What you should do →
Extract the text of every entry below exactly; leave images out.

Data items

☆ ☆ ☆ ☆ ☆

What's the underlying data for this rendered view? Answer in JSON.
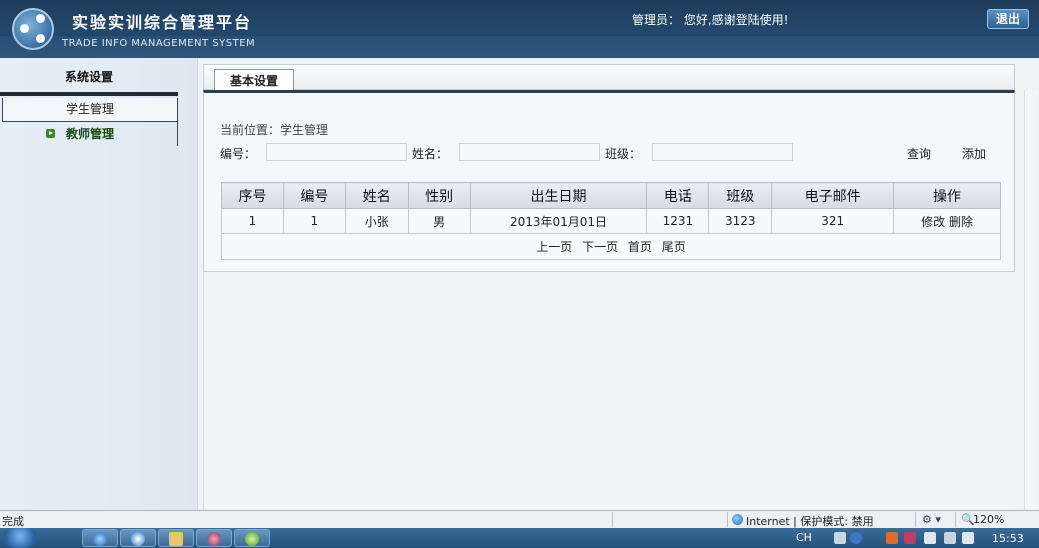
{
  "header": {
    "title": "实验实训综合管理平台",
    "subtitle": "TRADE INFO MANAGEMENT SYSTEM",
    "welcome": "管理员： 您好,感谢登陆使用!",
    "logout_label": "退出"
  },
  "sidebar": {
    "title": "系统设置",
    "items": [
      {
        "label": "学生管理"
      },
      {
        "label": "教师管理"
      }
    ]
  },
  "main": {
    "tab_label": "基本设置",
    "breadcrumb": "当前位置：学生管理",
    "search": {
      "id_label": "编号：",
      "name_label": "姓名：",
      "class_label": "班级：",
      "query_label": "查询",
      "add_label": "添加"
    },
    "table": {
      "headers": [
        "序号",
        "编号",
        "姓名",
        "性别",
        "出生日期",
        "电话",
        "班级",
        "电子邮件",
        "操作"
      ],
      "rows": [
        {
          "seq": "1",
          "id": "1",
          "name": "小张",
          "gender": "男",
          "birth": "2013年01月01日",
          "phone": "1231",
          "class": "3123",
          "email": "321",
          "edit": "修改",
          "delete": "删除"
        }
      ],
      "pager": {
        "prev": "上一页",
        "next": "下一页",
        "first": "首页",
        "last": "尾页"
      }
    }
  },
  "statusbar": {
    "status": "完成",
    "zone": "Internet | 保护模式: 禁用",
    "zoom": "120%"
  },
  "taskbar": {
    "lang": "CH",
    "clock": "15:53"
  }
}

☆ ☆ ☆ ☆ ☆

Solution to this task →
What's the underlying data for this rendered view? Answer in JSON.
{
  "header": {
    "title": "实验实训综合管理平台",
    "subtitle": "TRADE INFO MANAGEMENT SYSTEM",
    "welcome": "管理员： 您好,感谢登陆使用!",
    "logout_label": "退出"
  },
  "sidebar": {
    "title": "系统设置",
    "items": [
      {
        "label": "学生管理"
      },
      {
        "label": "教师管理"
      }
    ]
  },
  "main": {
    "tab_label": "基本设置",
    "breadcrumb": "当前位置：学生管理",
    "search": {
      "id_label": "编号：",
      "name_label": "姓名：",
      "class_label": "班级：",
      "query_label": "查询",
      "add_label": "添加"
    },
    "table": {
      "headers": [
        "序号",
        "编号",
        "姓名",
        "性别",
        "出生日期",
        "电话",
        "班级",
        "电子邮件",
        "操作"
      ],
      "rows": [
        {
          "seq": "1",
          "id": "1",
          "name": "小张",
          "gender": "男",
          "birth": "2013年01月01日",
          "phone": "1231",
          "class": "3123",
          "email": "321",
          "edit": "修改",
          "delete": "删除"
        }
      ],
      "pager": {
        "prev": "上一页",
        "next": "下一页",
        "first": "首页",
        "last": "尾页"
      }
    }
  },
  "statusbar": {
    "status": "完成",
    "zone": "Internet | 保护模式: 禁用",
    "zoom": "120%"
  },
  "taskbar": {
    "lang": "CH",
    "clock": "15:53"
  }
}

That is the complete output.